(Stated task) Give the listing again in full, exactly as written.
### Material ###
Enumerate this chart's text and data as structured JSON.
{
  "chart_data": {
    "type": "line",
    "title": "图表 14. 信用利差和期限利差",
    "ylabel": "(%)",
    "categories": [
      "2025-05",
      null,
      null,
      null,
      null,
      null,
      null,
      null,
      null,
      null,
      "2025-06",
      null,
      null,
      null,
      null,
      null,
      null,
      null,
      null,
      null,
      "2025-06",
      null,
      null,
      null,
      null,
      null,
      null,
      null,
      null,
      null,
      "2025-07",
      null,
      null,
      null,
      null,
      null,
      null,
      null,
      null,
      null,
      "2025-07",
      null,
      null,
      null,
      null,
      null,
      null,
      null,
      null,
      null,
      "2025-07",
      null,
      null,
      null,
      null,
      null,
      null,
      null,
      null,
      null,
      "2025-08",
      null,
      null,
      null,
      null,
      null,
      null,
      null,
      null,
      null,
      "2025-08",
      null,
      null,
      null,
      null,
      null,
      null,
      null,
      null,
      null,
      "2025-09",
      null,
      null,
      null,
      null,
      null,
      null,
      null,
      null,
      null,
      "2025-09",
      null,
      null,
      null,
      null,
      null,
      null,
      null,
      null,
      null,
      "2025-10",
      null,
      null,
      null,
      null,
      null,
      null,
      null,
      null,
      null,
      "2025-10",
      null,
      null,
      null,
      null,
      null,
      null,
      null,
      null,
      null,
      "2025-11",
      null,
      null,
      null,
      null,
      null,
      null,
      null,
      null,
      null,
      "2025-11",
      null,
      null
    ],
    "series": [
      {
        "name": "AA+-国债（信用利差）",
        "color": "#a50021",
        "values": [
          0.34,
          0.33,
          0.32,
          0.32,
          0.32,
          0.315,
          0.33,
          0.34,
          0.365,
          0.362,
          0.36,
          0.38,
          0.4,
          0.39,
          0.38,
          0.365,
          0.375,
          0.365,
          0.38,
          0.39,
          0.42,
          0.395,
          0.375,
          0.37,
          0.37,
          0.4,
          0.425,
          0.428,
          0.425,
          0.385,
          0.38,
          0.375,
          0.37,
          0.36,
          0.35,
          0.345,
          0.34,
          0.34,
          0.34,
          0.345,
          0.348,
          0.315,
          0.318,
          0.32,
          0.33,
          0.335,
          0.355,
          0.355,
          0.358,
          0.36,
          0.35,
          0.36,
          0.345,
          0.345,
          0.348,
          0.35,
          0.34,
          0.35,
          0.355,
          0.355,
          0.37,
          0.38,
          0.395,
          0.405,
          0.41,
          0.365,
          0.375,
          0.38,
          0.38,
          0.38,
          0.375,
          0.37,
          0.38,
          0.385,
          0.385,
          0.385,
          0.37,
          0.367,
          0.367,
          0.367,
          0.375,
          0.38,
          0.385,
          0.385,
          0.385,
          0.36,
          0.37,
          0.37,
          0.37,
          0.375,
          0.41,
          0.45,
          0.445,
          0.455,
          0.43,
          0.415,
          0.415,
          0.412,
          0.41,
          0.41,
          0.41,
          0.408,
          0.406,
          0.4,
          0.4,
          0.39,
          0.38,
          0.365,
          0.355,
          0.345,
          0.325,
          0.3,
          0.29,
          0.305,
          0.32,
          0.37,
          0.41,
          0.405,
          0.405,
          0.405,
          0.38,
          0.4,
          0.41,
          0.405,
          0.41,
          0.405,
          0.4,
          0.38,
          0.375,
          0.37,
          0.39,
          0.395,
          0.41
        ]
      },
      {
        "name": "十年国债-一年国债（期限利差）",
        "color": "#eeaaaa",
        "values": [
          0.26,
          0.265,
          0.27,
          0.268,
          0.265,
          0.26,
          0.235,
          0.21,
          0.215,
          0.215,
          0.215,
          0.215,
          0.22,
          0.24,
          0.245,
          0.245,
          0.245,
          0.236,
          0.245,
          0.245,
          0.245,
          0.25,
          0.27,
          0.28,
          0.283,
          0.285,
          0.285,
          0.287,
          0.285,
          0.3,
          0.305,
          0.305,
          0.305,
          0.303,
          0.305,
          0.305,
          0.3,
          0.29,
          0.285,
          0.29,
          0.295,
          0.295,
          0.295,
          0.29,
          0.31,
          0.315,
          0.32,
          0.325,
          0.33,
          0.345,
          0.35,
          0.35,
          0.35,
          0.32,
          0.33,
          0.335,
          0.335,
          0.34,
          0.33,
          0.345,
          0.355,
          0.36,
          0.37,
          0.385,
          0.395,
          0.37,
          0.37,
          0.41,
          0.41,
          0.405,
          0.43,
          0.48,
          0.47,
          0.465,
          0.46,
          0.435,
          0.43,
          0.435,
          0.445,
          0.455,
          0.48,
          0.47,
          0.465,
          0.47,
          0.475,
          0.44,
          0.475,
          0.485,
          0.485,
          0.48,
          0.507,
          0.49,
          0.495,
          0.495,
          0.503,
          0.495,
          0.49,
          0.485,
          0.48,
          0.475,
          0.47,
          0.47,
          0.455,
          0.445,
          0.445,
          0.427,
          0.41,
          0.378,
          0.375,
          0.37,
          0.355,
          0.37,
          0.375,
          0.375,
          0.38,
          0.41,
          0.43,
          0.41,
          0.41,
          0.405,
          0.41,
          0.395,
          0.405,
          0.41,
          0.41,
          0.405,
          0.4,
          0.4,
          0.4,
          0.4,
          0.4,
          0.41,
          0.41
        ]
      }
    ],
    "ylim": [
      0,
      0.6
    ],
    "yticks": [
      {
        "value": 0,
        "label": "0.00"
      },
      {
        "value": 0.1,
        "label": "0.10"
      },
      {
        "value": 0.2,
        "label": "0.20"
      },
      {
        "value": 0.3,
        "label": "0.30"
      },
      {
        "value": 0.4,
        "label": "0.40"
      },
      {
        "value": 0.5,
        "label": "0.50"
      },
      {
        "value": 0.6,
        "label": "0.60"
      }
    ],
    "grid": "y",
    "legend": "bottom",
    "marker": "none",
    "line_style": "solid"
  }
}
###
(The reply)
Enumerate this chart's text and data as structured JSON.
{
  "chart_data": {
    "type": "line",
    "title": "图表 14. 信用利差和期限利差",
    "ylabel": "(%)",
    "categories": [
      "2025-05",
      null,
      null,
      null,
      null,
      null,
      null,
      null,
      null,
      null,
      "2025-06",
      null,
      null,
      null,
      null,
      null,
      null,
      null,
      null,
      null,
      "2025-06",
      null,
      null,
      null,
      null,
      null,
      null,
      null,
      null,
      null,
      "2025-07",
      null,
      null,
      null,
      null,
      null,
      null,
      null,
      null,
      null,
      "2025-07",
      null,
      null,
      null,
      null,
      null,
      null,
      null,
      null,
      null,
      "2025-07",
      null,
      null,
      null,
      null,
      null,
      null,
      null,
      null,
      null,
      "2025-08",
      null,
      null,
      null,
      null,
      null,
      null,
      null,
      null,
      null,
      "2025-08",
      null,
      null,
      null,
      null,
      null,
      null,
      null,
      null,
      null,
      "2025-09",
      null,
      null,
      null,
      null,
      null,
      null,
      null,
      null,
      null,
      "2025-09",
      null,
      null,
      null,
      null,
      null,
      null,
      null,
      null,
      null,
      "2025-10",
      null,
      null,
      null,
      null,
      null,
      null,
      null,
      null,
      null,
      "2025-10",
      null,
      null,
      null,
      null,
      null,
      null,
      null,
      null,
      null,
      "2025-11",
      null,
      null,
      null,
      null,
      null,
      null,
      null,
      null,
      null,
      "2025-11",
      null,
      null
    ],
    "series": [
      {
        "name": "AA+-国债（信用利差）",
        "color": "#a50021",
        "values": [
          0.34,
          0.33,
          0.32,
          0.32,
          0.32,
          0.315,
          0.33,
          0.34,
          0.365,
          0.362,
          0.36,
          0.38,
          0.4,
          0.39,
          0.38,
          0.365,
          0.375,
          0.365,
          0.38,
          0.39,
          0.42,
          0.395,
          0.375,
          0.37,
          0.37,
          0.4,
          0.425,
          0.428,
          0.425,
          0.385,
          0.38,
          0.375,
          0.37,
          0.36,
          0.35,
          0.345,
          0.34,
          0.34,
          0.34,
          0.345,
          0.348,
          0.315,
          0.318,
          0.32,
          0.33,
          0.335,
          0.355,
          0.355,
          0.358,
          0.36,
          0.35,
          0.36,
          0.345,
          0.345,
          0.348,
          0.35,
          0.34,
          0.35,
          0.355,
          0.355,
          0.37,
          0.38,
          0.395,
          0.405,
          0.41,
          0.365,
          0.375,
          0.38,
          0.38,
          0.38,
          0.375,
          0.37,
          0.38,
          0.385,
          0.385,
          0.385,
          0.37,
          0.367,
          0.367,
          0.367,
          0.375,
          0.38,
          0.385,
          0.385,
          0.385,
          0.36,
          0.37,
          0.37,
          0.37,
          0.375,
          0.41,
          0.45,
          0.445,
          0.455,
          0.43,
          0.415,
          0.415,
          0.412,
          0.41,
          0.41,
          0.41,
          0.408,
          0.406,
          0.4,
          0.4,
          0.39,
          0.38,
          0.365,
          0.355,
          0.345,
          0.325,
          0.3,
          0.29,
          0.305,
          0.32,
          0.37,
          0.41,
          0.405,
          0.405,
          0.405,
          0.38,
          0.4,
          0.41,
          0.405,
          0.41,
          0.405,
          0.4,
          0.38,
          0.375,
          0.37,
          0.39,
          0.395,
          0.41
        ]
      },
      {
        "name": "十年国债-一年国债（期限利差）",
        "color": "#eeaaaa",
        "values": [
          0.26,
          0.265,
          0.27,
          0.268,
          0.265,
          0.26,
          0.235,
          0.21,
          0.215,
          0.215,
          0.215,
          0.215,
          0.22,
          0.24,
          0.245,
          0.245,
          0.245,
          0.236,
          0.245,
          0.245,
          0.245,
          0.25,
          0.27,
          0.28,
          0.283,
          0.285,
          0.285,
          0.287,
          0.285,
          0.3,
          0.305,
          0.305,
          0.305,
          0.303,
          0.305,
          0.305,
          0.3,
          0.29,
          0.285,
          0.29,
          0.295,
          0.295,
          0.295,
          0.29,
          0.31,
          0.315,
          0.32,
          0.325,
          0.33,
          0.345,
          0.35,
          0.35,
          0.35,
          0.32,
          0.33,
          0.335,
          0.335,
          0.34,
          0.33,
          0.345,
          0.355,
          0.36,
          0.37,
          0.385,
          0.395,
          0.37,
          0.37,
          0.41,
          0.41,
          0.405,
          0.43,
          0.48,
          0.47,
          0.465,
          0.46,
          0.435,
          0.43,
          0.435,
          0.445,
          0.455,
          0.48,
          0.47,
          0.465,
          0.47,
          0.475,
          0.44,
          0.475,
          0.485,
          0.485,
          0.48,
          0.507,
          0.49,
          0.495,
          0.495,
          0.503,
          0.495,
          0.49,
          0.485,
          0.48,
          0.475,
          0.47,
          0.47,
          0.455,
          0.445,
          0.445,
          0.427,
          0.41,
          0.378,
          0.375,
          0.37,
          0.355,
          0.37,
          0.375,
          0.375,
          0.38,
          0.41,
          0.43,
          0.41,
          0.41,
          0.405,
          0.41,
          0.395,
          0.405,
          0.41,
          0.41,
          0.405,
          0.4,
          0.4,
          0.4,
          0.4,
          0.4,
          0.41,
          0.41
        ]
      }
    ],
    "ylim": [
      0,
      0.6
    ],
    "yticks": [
      {
        "value": 0,
        "label": "0.00"
      },
      {
        "value": 0.1,
        "label": "0.10"
      },
      {
        "value": 0.2,
        "label": "0.20"
      },
      {
        "value": 0.3,
        "label": "0.30"
      },
      {
        "value": 0.4,
        "label": "0.40"
      },
      {
        "value": 0.5,
        "label": "0.50"
      },
      {
        "value": 0.6,
        "label": "0.60"
      }
    ],
    "grid": "y",
    "legend": "bottom",
    "marker": "none",
    "line_style": "solid"
  }
}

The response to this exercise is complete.